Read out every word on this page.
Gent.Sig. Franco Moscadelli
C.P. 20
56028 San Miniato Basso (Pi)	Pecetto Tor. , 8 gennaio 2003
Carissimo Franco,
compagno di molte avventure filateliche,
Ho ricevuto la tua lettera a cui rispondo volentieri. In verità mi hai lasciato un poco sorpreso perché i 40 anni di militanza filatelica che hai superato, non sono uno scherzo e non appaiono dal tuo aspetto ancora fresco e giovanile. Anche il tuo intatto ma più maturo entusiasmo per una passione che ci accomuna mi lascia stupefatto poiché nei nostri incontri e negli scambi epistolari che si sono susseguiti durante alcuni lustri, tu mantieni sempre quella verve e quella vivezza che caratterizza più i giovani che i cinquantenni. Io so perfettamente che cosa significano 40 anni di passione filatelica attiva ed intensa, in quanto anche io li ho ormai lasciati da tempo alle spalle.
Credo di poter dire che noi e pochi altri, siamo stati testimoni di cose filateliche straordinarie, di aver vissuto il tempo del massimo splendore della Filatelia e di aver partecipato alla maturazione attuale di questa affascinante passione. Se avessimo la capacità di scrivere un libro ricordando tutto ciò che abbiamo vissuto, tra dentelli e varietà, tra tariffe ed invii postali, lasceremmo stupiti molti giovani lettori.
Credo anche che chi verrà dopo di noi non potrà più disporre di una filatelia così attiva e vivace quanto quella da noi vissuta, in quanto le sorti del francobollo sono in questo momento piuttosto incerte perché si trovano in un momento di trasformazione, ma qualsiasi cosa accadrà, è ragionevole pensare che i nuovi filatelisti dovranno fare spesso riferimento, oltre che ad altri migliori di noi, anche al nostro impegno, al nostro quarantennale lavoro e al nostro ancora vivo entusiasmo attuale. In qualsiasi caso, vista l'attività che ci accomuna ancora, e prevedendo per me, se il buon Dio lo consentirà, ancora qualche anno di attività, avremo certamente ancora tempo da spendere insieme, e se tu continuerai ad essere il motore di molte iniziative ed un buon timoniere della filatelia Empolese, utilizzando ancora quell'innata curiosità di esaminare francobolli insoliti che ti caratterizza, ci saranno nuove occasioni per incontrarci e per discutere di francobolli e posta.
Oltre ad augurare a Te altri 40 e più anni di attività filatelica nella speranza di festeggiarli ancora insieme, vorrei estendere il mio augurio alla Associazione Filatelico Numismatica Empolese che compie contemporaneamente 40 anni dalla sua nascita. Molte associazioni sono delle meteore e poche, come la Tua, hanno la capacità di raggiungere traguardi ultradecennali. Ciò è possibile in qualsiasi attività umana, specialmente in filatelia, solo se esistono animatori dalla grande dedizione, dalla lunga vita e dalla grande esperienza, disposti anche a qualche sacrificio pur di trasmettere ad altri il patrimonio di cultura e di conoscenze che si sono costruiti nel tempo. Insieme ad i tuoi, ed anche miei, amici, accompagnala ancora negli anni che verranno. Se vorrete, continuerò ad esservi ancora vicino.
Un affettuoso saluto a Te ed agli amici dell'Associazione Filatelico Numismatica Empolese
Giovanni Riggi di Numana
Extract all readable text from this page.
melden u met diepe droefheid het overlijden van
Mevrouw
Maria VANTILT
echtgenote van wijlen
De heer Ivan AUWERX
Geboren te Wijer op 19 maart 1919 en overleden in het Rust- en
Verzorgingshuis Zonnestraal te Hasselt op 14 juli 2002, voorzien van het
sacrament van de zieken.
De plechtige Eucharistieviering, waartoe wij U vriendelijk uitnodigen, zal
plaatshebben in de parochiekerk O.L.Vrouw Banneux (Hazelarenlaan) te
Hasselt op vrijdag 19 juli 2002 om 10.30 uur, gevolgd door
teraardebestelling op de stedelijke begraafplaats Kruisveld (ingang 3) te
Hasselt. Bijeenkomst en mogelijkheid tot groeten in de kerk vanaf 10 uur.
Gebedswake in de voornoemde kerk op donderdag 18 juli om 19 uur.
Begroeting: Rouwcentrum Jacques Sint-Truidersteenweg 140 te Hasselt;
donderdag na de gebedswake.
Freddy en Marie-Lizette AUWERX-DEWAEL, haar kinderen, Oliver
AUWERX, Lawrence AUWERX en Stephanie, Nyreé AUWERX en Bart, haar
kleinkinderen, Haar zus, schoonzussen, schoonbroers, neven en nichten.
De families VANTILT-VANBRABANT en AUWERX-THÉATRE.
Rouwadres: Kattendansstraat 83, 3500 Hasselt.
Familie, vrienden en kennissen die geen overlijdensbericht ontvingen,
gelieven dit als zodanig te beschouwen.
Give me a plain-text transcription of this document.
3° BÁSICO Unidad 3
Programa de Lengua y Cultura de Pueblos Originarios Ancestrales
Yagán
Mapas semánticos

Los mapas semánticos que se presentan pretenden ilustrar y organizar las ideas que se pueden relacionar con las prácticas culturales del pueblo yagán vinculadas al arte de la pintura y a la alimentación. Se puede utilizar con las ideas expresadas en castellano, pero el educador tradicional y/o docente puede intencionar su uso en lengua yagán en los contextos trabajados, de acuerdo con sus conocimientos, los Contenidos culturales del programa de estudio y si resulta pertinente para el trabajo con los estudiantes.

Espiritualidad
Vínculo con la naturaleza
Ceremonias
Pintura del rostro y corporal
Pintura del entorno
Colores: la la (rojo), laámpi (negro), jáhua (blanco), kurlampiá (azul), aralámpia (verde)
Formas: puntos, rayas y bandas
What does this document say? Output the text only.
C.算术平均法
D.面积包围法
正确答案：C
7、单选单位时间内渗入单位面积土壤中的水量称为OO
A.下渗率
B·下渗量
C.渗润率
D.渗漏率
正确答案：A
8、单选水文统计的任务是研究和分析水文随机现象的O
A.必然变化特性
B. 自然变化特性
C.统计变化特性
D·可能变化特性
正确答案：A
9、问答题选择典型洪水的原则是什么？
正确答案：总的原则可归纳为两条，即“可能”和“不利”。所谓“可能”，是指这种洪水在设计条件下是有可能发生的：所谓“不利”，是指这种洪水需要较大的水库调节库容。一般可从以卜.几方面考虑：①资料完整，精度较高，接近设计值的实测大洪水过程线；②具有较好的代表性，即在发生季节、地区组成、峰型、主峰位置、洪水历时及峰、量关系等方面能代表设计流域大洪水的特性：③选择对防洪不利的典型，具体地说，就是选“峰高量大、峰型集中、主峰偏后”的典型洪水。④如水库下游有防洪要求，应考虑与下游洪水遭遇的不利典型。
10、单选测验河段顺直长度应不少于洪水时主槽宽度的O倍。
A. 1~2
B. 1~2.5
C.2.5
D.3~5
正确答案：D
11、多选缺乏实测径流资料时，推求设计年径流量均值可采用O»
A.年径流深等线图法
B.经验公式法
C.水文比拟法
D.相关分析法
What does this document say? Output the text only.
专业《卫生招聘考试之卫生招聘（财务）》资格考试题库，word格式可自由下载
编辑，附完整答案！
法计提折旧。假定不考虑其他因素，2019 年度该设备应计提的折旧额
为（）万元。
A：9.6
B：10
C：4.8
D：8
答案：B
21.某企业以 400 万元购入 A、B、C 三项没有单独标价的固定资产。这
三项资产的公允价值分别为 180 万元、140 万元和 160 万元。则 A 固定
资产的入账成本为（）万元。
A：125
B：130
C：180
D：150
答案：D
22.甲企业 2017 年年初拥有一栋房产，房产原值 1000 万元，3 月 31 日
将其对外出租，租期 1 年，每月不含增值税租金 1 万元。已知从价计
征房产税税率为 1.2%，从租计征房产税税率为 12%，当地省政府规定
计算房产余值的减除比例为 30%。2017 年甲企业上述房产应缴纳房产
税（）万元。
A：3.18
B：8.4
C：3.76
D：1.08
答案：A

_ _ _ _ _ _ _

→ **What to work on**
Give the material above again, word for word.

→ **Solution**
Read out every word on this page.
Gent.Sig. Franco Moscadelli
C.P. 20
56028 San Miniato Basso (Pi)	Pecetto Tor. , 8 gennaio 2003
Carissimo Franco,
compagno di molte avventure filateliche,
Ho ricevuto la tua lettera a cui rispondo volentieri. In verità mi hai lasciato un poco sorpreso perché i 40 anni di militanza filatelica che hai superato, non sono uno scherzo e non appaiono dal tuo aspetto ancora fresco e giovanile. Anche il tuo intatto ma più maturo entusiasmo per una passione che ci accomuna mi lascia stupefatto poiché nei nostri incontri e negli scambi epistolari che si sono susseguiti durante alcuni lustri, tu mantieni sempre quella verve e quella vivezza che caratterizza più i giovani che i cinquantenni. Io so perfettamente che cosa significano 40 anni di passione filatelica attiva ed intensa, in quanto anche io li ho ormai lasciati da tempo alle spalle.
Credo di poter dire che noi e pochi altri, siamo stati testimoni di cose filateliche straordinarie, di aver vissuto il tempo del massimo splendore della Filatelia e di aver partecipato alla maturazione attuale di questa affascinante passione. Se avessimo la capacità di scrivere un libro ricordando tutto ciò che abbiamo vissuto, tra dentelli e varietà, tra tariffe ed invii postali, lasceremmo stupiti molti giovani lettori.
Credo anche che chi verrà dopo di noi non potrà più disporre di una filatelia così attiva e vivace quanto quella da noi vissuta, in quanto le sorti del francobollo sono in questo momento piuttosto incerte perché si trovano in un momento di trasformazione, ma qualsiasi cosa accadrà, è ragionevole pensare che i nuovi filatelisti dovranno fare spesso riferimento, oltre che ad altri migliori di noi, anche al nostro impegno, al nostro quarantennale lavoro e al nostro ancora vivo entusiasmo attuale. In qualsiasi caso, vista l'attività che ci accomuna ancora, e prevedendo per me, se il buon Dio lo consentirà, ancora qualche anno di attività, avremo certamente ancora tempo da spendere insieme, e se tu continuerai ad essere il motore di molte iniziative ed un buon timoniere della filatelia Empolese, utilizzando ancora quell'innata curiosità di esaminare francobolli insoliti che ti caratterizza, ci saranno nuove occasioni per incontrarci e per discutere di francobolli e posta.
Oltre ad augurare a Te altri 40 e più anni di attività filatelica nella speranza di festeggiarli ancora insieme, vorrei estendere il mio augurio alla Associazione Filatelico Numismatica Empolese che compie contemporaneamente 40 anni dalla sua nascita. Molte associazioni sono delle meteore e poche, come la Tua, hanno la capacità di raggiungere traguardi ultradecennali. Ciò è possibile in qualsiasi attività umana, specialmente in filatelia, solo se esistono animatori dalla grande dedizione, dalla lunga vita e dalla grande esperienza, disposti anche a qualche sacrificio pur di trasmettere ad altri il patrimonio di cultura e di conoscenze che si sono costruiti nel tempo. Insieme ad i tuoi, ed anche miei, amici, accompagnala ancora negli anni che verranno. Se vorrete, continuerò ad esservi ancora vicino.
Un affettuoso saluto a Te ed agli amici dell'Associazione Filatelico Numismatica Empolese
Giovanni Riggi di Numana
Extract all readable text from this page.
melden u met diepe droefheid het overlijden van
Mevrouw
Maria VANTILT
echtgenote van wijlen
De heer Ivan AUWERX
Geboren te Wijer op 19 maart 1919 en overleden in het Rust- en
Verzorgingshuis Zonnestraal te Hasselt op 14 juli 2002, voorzien van het
sacrament van de zieken.
De plechtige Eucharistieviering, waartoe wij U vriendelijk uitnodigen, zal
plaatshebben in de parochiekerk O.L.Vrouw Banneux (Hazelarenlaan) te
Hasselt op vrijdag 19 juli 2002 om 10.30 uur, gevolgd door
teraardebestelling op de stedelijke begraafplaats Kruisveld (ingang 3) te
Hasselt. Bijeenkomst en mogelijkheid tot groeten in de kerk vanaf 10 uur.
Gebedswake in de voornoemde kerk op donderdag 18 juli om 19 uur.
Begroeting: Rouwcentrum Jacques Sint-Truidersteenweg 140 te Hasselt;
donderdag na de gebedswake.
Freddy en Marie-Lizette AUWERX-DEWAEL, haar kinderen, Oliver
AUWERX, Lawrence AUWERX en Stephanie, Nyreé AUWERX en Bart, haar
kleinkinderen, Haar zus, schoonzussen, schoonbroers, neven en nichten.
De families VANTILT-VANBRABANT en AUWERX-THÉATRE.
Rouwadres: Kattendansstraat 83, 3500 Hasselt.
Familie, vrienden en kennissen die geen overlijdensbericht ontvingen,
gelieven dit als zodanig te beschouwen.
Give me a plain-text transcription of this document.
3° BÁSICO Unidad 3
Programa de Lengua y Cultura de Pueblos Originarios Ancestrales
Yagán
Mapas semánticos

Los mapas semánticos que se presentan pretenden ilustrar y organizar las ideas que se pueden relacionar con las prácticas culturales del pueblo yagán vinculadas al arte de la pintura y a la alimentación. Se puede utilizar con las ideas expresadas en castellano, pero el educador tradicional y/o docente puede intencionar su uso en lengua yagán en los contextos trabajados, de acuerdo con sus conocimientos, los Contenidos culturales del programa de estudio y si resulta pertinente para el trabajo con los estudiantes.

Espiritualidad
Vínculo con la naturaleza
Ceremonias
Pintura del rostro y corporal
Pintura del entorno
Colores: la la (rojo), laámpi (negro), jáhua (blanco), kurlampiá (azul), aralámpia (verde)
Formas: puntos, rayas y bandas
What does this document say? Output the text only.
C.算术平均法
D.面积包围法
正确答案：C
7、单选单位时间内渗入单位面积土壤中的水量称为OO
A.下渗率
B·下渗量
C.渗润率
D.渗漏率
正确答案：A
8、单选水文统计的任务是研究和分析水文随机现象的O
A.必然变化特性
B. 自然变化特性
C.统计变化特性
D·可能变化特性
正确答案：A
9、问答题选择典型洪水的原则是什么？
正确答案：总的原则可归纳为两条，即“可能”和“不利”。所谓“可能”，是指这种洪水在设计条件下是有可能发生的：所谓“不利”，是指这种洪水需要较大的水库调节库容。一般可从以卜.几方面考虑：①资料完整，精度较高，接近设计值的实测大洪水过程线；②具有较好的代表性，即在发生季节、地区组成、峰型、主峰位置、洪水历时及峰、量关系等方面能代表设计流域大洪水的特性：③选择对防洪不利的典型，具体地说，就是选“峰高量大、峰型集中、主峰偏后”的典型洪水。④如水库下游有防洪要求，应考虑与下游洪水遭遇的不利典型。
10、单选测验河段顺直长度应不少于洪水时主槽宽度的O倍。
A. 1~2
B. 1~2.5
C.2.5
D.3~5
正确答案：D
11、多选缺乏实测径流资料时，推求设计年径流量均值可采用O»
A.年径流深等线图法
B.经验公式法
C.水文比拟法
D.相关分析法
What does this document say? Output the text only.
专业《卫生招聘考试之卫生招聘（财务）》资格考试题库，word格式可自由下载
编辑，附完整答案！
法计提折旧。假定不考虑其他因素，2019 年度该设备应计提的折旧额
为（）万元。
A：9.6
B：10
C：4.8
D：8
答案：B
21.某企业以 400 万元购入 A、B、C 三项没有单独标价的固定资产。这
三项资产的公允价值分别为 180 万元、140 万元和 160 万元。则 A 固定
资产的入账成本为（）万元。
A：125
B：130
C：180
D：150
答案：D
22.甲企业 2017 年年初拥有一栋房产，房产原值 1000 万元，3 月 31 日
将其对外出租，租期 1 年，每月不含增值税租金 1 万元。已知从价计
征房产税税率为 1.2%，从租计征房产税税率为 12%，当地省政府规定
计算房产余值的减除比例为 30%。2017 年甲企业上述房产应缴纳房产
税（）万元。
A：3.18
B：8.4
C：3.76
D：1.08
答案：A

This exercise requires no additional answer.